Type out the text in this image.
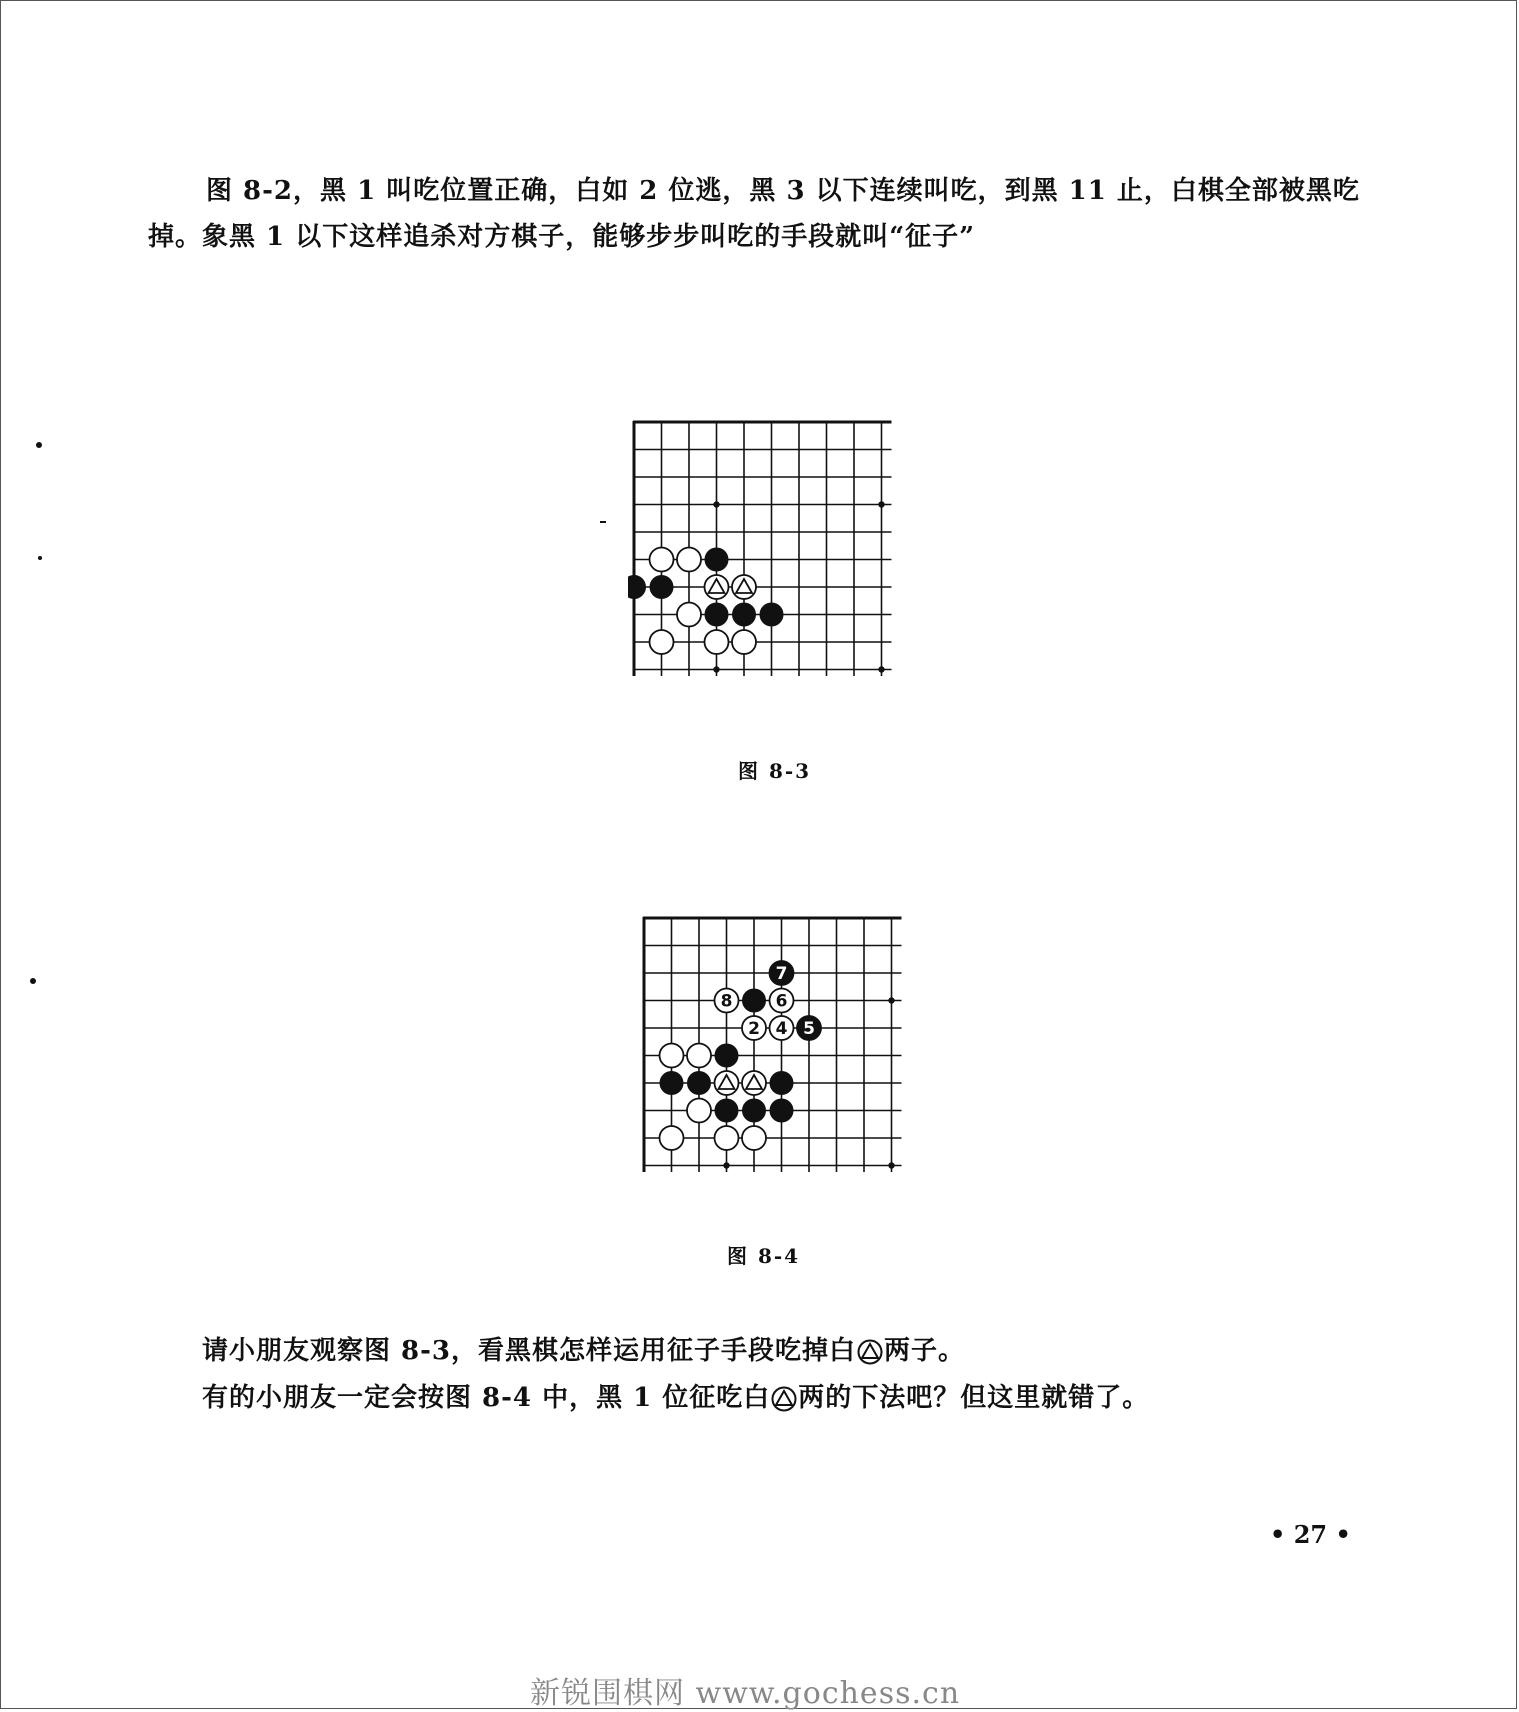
图 8-2，黑 1 叫吃位置正确，白如 2 位逃，黑 3 以下连续叫吃，到黑 11 止，白棋全部被黑吃
掉。象黑 1 以下这样追杀对方棋子，能够步步叫吃的手段就叫“征子”
图 8-3
7
8	6
2 4 5
图 8-4
请小朋友观察图 8-3，看黑棋怎样运用征子手段吃掉白 两子。
有的小朋友一定会按图 8-4 中，黑 1 位征吃白 两的下法吧？但这里就错了。
• 27 •
新锐围棋网 www.gochess.cn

__Stated goal__. Pictures in the records above are not copied; print everything else exactly.

__Final answer__.
Type out the text in this image.
图 8-2，黑 1 叫吃位置正确，白如 2 位逃，黑 3 以下连续叫吃，到黑 11 止，白棋全部被黑吃
掉。象黑 1 以下这样追杀对方棋子，能够步步叫吃的手段就叫“征子”
图 8-3
7
8	6
2 4 5
图 8-4
请小朋友观察图 8-3，看黑棋怎样运用征子手段吃掉白 两子。
有的小朋友一定会按图 8-4 中，黑 1 位征吃白 两的下法吧？但这里就错了。
• 27 •
新锐围棋网 www.gochess.cn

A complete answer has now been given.